What is expected: Select lines where the word "JSON" appears.

Material to process:
╔══
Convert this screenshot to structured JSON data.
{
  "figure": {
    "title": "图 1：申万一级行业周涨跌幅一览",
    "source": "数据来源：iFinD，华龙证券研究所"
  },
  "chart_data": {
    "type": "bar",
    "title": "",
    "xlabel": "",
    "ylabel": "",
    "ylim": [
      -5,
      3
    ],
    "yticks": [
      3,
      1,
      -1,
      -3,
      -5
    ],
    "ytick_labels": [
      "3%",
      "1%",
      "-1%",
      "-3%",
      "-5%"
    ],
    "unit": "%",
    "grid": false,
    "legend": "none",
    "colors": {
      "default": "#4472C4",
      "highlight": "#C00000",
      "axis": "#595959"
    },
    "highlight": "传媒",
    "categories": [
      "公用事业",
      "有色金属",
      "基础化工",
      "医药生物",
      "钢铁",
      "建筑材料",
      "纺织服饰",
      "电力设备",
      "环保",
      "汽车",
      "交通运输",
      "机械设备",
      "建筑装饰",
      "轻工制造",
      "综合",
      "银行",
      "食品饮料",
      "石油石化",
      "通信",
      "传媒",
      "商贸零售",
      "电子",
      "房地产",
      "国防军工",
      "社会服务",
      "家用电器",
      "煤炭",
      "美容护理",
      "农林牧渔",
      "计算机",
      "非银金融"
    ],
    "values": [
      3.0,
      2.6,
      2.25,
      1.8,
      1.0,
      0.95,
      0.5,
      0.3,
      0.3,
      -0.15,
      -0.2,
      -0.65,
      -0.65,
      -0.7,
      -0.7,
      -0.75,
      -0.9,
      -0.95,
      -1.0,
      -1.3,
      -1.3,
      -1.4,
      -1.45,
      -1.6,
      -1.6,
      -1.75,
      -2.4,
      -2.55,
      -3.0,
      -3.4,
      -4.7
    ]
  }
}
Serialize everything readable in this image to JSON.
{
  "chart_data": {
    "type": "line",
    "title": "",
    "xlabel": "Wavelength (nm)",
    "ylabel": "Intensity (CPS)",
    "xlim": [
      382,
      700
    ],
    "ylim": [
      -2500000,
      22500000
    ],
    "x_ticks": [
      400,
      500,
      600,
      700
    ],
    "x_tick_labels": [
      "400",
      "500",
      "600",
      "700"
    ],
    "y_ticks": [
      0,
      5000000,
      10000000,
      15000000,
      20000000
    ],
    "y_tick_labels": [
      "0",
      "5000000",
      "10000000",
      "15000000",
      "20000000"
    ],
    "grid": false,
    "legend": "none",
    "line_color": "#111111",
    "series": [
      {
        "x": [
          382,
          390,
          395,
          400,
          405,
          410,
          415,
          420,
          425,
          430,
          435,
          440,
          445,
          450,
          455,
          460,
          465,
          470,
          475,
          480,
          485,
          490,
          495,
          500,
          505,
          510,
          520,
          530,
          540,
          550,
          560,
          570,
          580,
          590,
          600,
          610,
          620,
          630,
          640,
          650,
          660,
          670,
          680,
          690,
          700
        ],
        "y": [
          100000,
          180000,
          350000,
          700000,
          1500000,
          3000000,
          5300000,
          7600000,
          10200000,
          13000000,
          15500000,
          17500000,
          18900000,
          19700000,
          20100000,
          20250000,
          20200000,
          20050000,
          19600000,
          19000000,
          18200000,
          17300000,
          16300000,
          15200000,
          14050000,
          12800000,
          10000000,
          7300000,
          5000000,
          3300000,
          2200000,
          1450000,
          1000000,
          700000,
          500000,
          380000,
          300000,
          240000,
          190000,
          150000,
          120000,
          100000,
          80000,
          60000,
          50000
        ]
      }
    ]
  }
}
╚══
Final result:
Convert this screenshot to structured JSON data.
Serialize everything readable in this image to JSON.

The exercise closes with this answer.